▸ Exercise directions
Copy every line of the data exactly, leaving nothing out.
[start of Data for processing]
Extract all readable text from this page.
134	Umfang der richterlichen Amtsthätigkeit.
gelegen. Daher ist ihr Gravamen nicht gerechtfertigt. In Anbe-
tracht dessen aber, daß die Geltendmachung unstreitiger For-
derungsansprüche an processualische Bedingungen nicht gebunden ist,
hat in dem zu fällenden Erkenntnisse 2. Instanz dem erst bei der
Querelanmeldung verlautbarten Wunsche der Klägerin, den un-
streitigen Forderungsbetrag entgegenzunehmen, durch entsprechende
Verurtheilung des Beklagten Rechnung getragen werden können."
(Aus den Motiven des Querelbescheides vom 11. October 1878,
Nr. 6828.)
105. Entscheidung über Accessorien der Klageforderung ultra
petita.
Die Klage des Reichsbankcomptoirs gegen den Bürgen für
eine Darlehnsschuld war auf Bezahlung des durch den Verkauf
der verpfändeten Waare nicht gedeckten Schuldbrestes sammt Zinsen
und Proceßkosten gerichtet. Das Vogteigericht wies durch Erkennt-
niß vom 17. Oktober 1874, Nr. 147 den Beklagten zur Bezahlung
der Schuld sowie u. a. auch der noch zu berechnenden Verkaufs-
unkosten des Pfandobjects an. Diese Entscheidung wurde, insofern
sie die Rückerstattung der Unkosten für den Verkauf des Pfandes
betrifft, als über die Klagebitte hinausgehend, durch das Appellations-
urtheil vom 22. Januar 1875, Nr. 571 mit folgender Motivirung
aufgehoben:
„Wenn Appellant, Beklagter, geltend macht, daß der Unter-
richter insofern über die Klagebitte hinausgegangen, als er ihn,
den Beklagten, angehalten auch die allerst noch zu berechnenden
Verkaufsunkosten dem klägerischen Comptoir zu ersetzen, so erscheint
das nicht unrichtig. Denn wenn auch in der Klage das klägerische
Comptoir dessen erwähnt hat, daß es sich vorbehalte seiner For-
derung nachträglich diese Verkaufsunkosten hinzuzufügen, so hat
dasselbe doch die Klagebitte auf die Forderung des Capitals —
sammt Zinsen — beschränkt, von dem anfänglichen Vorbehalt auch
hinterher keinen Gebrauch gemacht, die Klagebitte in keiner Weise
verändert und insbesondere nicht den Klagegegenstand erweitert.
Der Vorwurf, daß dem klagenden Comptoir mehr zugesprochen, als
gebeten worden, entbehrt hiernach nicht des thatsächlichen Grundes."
[end of Data for processing]
▸ Task response
Extract all readable text from this page.
134	Umfang der richterlichen Amtsthätigkeit.
gelegen. Daher ist ihr Gravamen nicht gerechtfertigt. In Anbe-
tracht dessen aber, daß die Geltendmachung unstreitiger For-
derungsansprüche an processualische Bedingungen nicht gebunden ist,
hat in dem zu fällenden Erkenntnisse 2. Instanz dem erst bei der
Querelanmeldung verlautbarten Wunsche der Klägerin, den un-
streitigen Forderungsbetrag entgegenzunehmen, durch entsprechende
Verurtheilung des Beklagten Rechnung getragen werden können."
(Aus den Motiven des Querelbescheides vom 11. October 1878,
Nr. 6828.)
105. Entscheidung über Accessorien der Klageforderung ultra
petita.
Die Klage des Reichsbankcomptoirs gegen den Bürgen für
eine Darlehnsschuld war auf Bezahlung des durch den Verkauf
der verpfändeten Waare nicht gedeckten Schuldbrestes sammt Zinsen
und Proceßkosten gerichtet. Das Vogteigericht wies durch Erkennt-
niß vom 17. Oktober 1874, Nr. 147 den Beklagten zur Bezahlung
der Schuld sowie u. a. auch der noch zu berechnenden Verkaufs-
unkosten des Pfandobjects an. Diese Entscheidung wurde, insofern
sie die Rückerstattung der Unkosten für den Verkauf des Pfandes
betrifft, als über die Klagebitte hinausgehend, durch das Appellations-
urtheil vom 22. Januar 1875, Nr. 571 mit folgender Motivirung
aufgehoben:
„Wenn Appellant, Beklagter, geltend macht, daß der Unter-
richter insofern über die Klagebitte hinausgegangen, als er ihn,
den Beklagten, angehalten auch die allerst noch zu berechnenden
Verkaufsunkosten dem klägerischen Comptoir zu ersetzen, so erscheint
das nicht unrichtig. Denn wenn auch in der Klage das klägerische
Comptoir dessen erwähnt hat, daß es sich vorbehalte seiner For-
derung nachträglich diese Verkaufsunkosten hinzuzufügen, so hat
dasselbe doch die Klagebitte auf die Forderung des Capitals —
sammt Zinsen — beschränkt, von dem anfänglichen Vorbehalt auch
hinterher keinen Gebrauch gemacht, die Klagebitte in keiner Weise
verändert und insbesondere nicht den Klagegegenstand erweitert.
Der Vorwurf, daß dem klagenden Comptoir mehr zugesprochen, als
gebeten worden, entbehrt hiernach nicht des thatsächlichen Grundes."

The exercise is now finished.